Supplied data:
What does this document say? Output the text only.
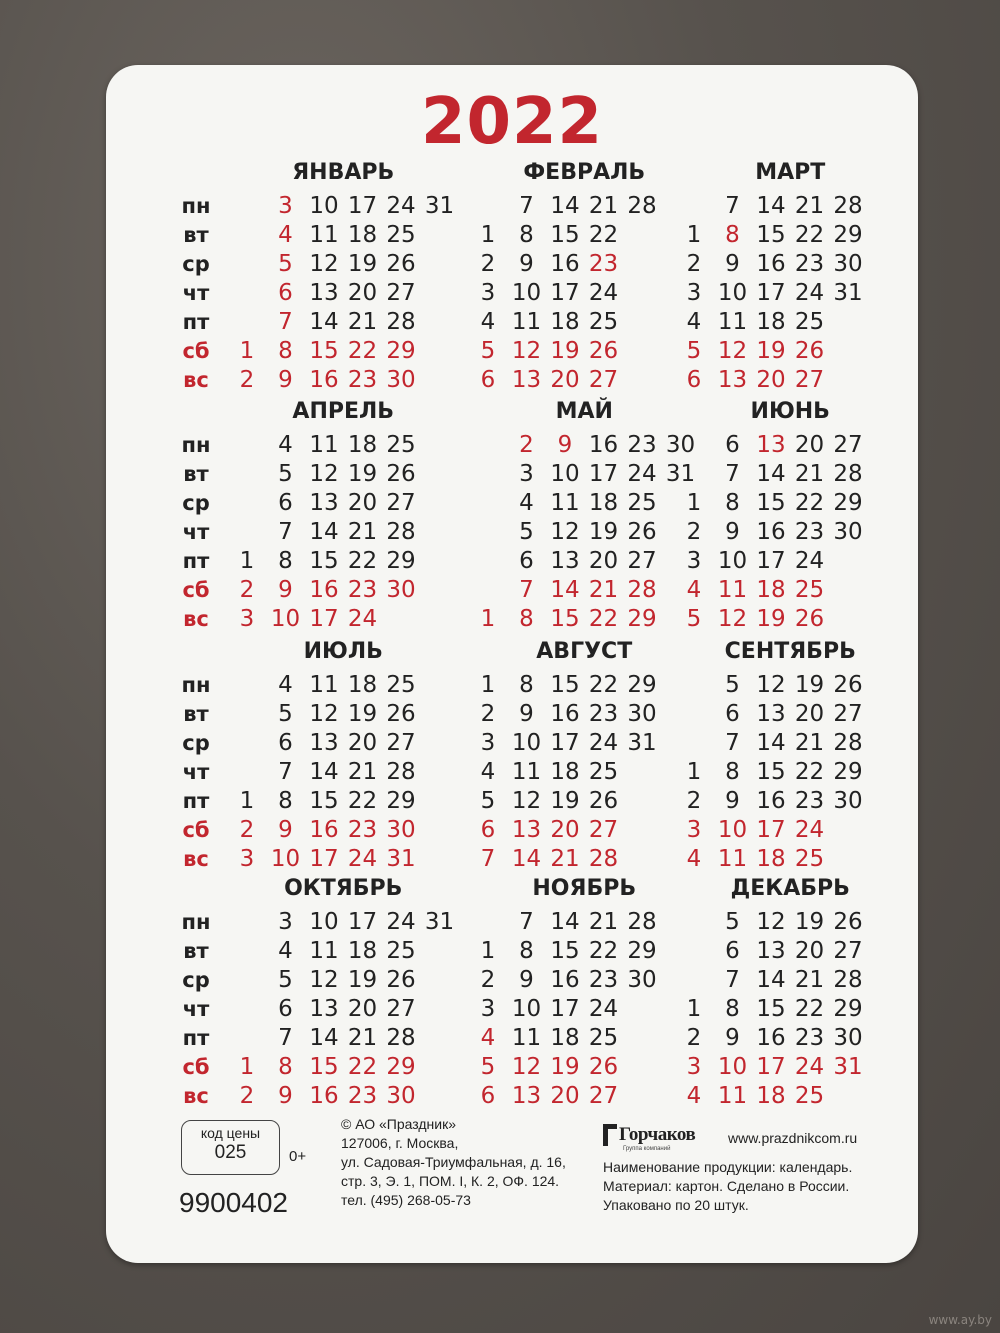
2022
код цены
025	0+
9900402
© АО «Праздник»
127006, г. Москва,
ул. Садовая-Триумфальная, д. 16,
стр. 3, Э. 1, ПОМ. I, К. 2, ОФ. 124.
тел. (495) 268-05-73
Горчаков
Группа компаний
www.prazdnikcom.ru
Наименование продукции: календарь.
Материал: картон. Сделано в России.
Упаковано по 20 штук.
пн
вт
ср
чт
пт
сб
вс
ЯНВАРЬ
1
2
3
4
5
6
7
8
9
10
11
12
13
14
15
16
17
18
19
20
21
22
23
24
25
26
27
28
29
30
31
ФЕВРАЛЬ
1
2
3
4
5
6
7
8
9
10
11
12
13
14
15
16
17
18
19
20
21
22
23
24
25
26
27
28
МАРТ
1
2
3
4
5
6
7
8
9
10
11
12
13
14
15
16
17
18
19
20
21
22
23
24
25
26
27
28
29
30
31
пн
вт
ср
чт
пт
сб
вс
АПРЕЛЬ
1
2
3
4
5
6
7
8
9
10
11
12
13
14
15
16
17
18
19
20
21
22
23
24
25
26
27
28
29
30
МАЙ
1
2
3
4
5
6
7
8
9
10
11
12
13
14
15
16
17
18
19
20
21
22
23
24
25
26
27
28
29
30
31
ИЮНЬ
1
2
3
4
5
6
7
8
9
10
11
12
13
14
15
16
17
18
19
20
21
22
23
24
25
26
27
28
29
30
пн
вт
ср
чт
пт
сб
вс
ИЮЛЬ
1
2
3
4
5
6
7
8
9
10
11
12
13
14
15
16
17
18
19
20
21
22
23
24
25
26
27
28
29
30
31
АВГУСТ
1
2
3
4
5
6
7
8
9
10
11
12
13
14
15
16
17
18
19
20
21
22
23
24
25
26
27
28
29
30
31
СЕНТЯБРЬ
1
2
3
4
5
6
7
8
9
10
11
12
13
14
15
16
17
18
19
20
21
22
23
24
25
26
27
28
29
30
пн
вт
ср
чт
пт
сб
вс
ОКТЯБРЬ
1
2
3
4
5
6
7
8
9
10
11
12
13
14
15
16
17
18
19
20
21
22
23
24
25
26
27
28
29
30
31
НОЯБРЬ
1
2
3
4
5
6
7
8
9
10
11
12
13
14
15
16
17
18
19
20
21
22
23
24
25
26
27
28
29
30
ДЕКАБРЬ
1
2
3
4
5
6
7
8
9
10
11
12
13
14
15
16
17
18
19
20
21
22
23
24
25
26
27
28
29
30
31
www.ay.by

The exercise: Are you able to set down all the lines above exactly, without any pictures?

Correct answer:
What does this document say? Output the text only.
2022
код цены
025	0+
9900402
© АО «Праздник»
127006, г. Москва,
ул. Садовая-Триумфальная, д. 16,
стр. 3, Э. 1, ПОМ. I, К. 2, ОФ. 124.
тел. (495) 268-05-73
Горчаков
Группа компаний
www.prazdnikcom.ru
Наименование продукции: календарь.
Материал: картон. Сделано в России.
Упаковано по 20 штук.
пн
вт
ср
чт
пт
сб
вс
ЯНВАРЬ
1
2
3
4
5
6
7
8
9
10
11
12
13
14
15
16
17
18
19
20
21
22
23
24
25
26
27
28
29
30
31
ФЕВРАЛЬ
1
2
3
4
5
6
7
8
9
10
11
12
13
14
15
16
17
18
19
20
21
22
23
24
25
26
27
28
МАРТ
1
2
3
4
5
6
7
8
9
10
11
12
13
14
15
16
17
18
19
20
21
22
23
24
25
26
27
28
29
30
31
пн
вт
ср
чт
пт
сб
вс
АПРЕЛЬ
1
2
3
4
5
6
7
8
9
10
11
12
13
14
15
16
17
18
19
20
21
22
23
24
25
26
27
28
29
30
МАЙ
1
2
3
4
5
6
7
8
9
10
11
12
13
14
15
16
17
18
19
20
21
22
23
24
25
26
27
28
29
30
31
ИЮНЬ
1
2
3
4
5
6
7
8
9
10
11
12
13
14
15
16
17
18
19
20
21
22
23
24
25
26
27
28
29
30
пн
вт
ср
чт
пт
сб
вс
ИЮЛЬ
1
2
3
4
5
6
7
8
9
10
11
12
13
14
15
16
17
18
19
20
21
22
23
24
25
26
27
28
29
30
31
АВГУСТ
1
2
3
4
5
6
7
8
9
10
11
12
13
14
15
16
17
18
19
20
21
22
23
24
25
26
27
28
29
30
31
СЕНТЯБРЬ
1
2
3
4
5
6
7
8
9
10
11
12
13
14
15
16
17
18
19
20
21
22
23
24
25
26
27
28
29
30
пн
вт
ср
чт
пт
сб
вс
ОКТЯБРЬ
1
2
3
4
5
6
7
8
9
10
11
12
13
14
15
16
17
18
19
20
21
22
23
24
25
26
27
28
29
30
31
НОЯБРЬ
1
2
3
4
5
6
7
8
9
10
11
12
13
14
15
16
17
18
19
20
21
22
23
24
25
26
27
28
29
30
ДЕКАБРЬ
1
2
3
4
5
6
7
8
9
10
11
12
13
14
15
16
17
18
19
20
21
22
23
24
25
26
27
28
29
30
31
www.ay.by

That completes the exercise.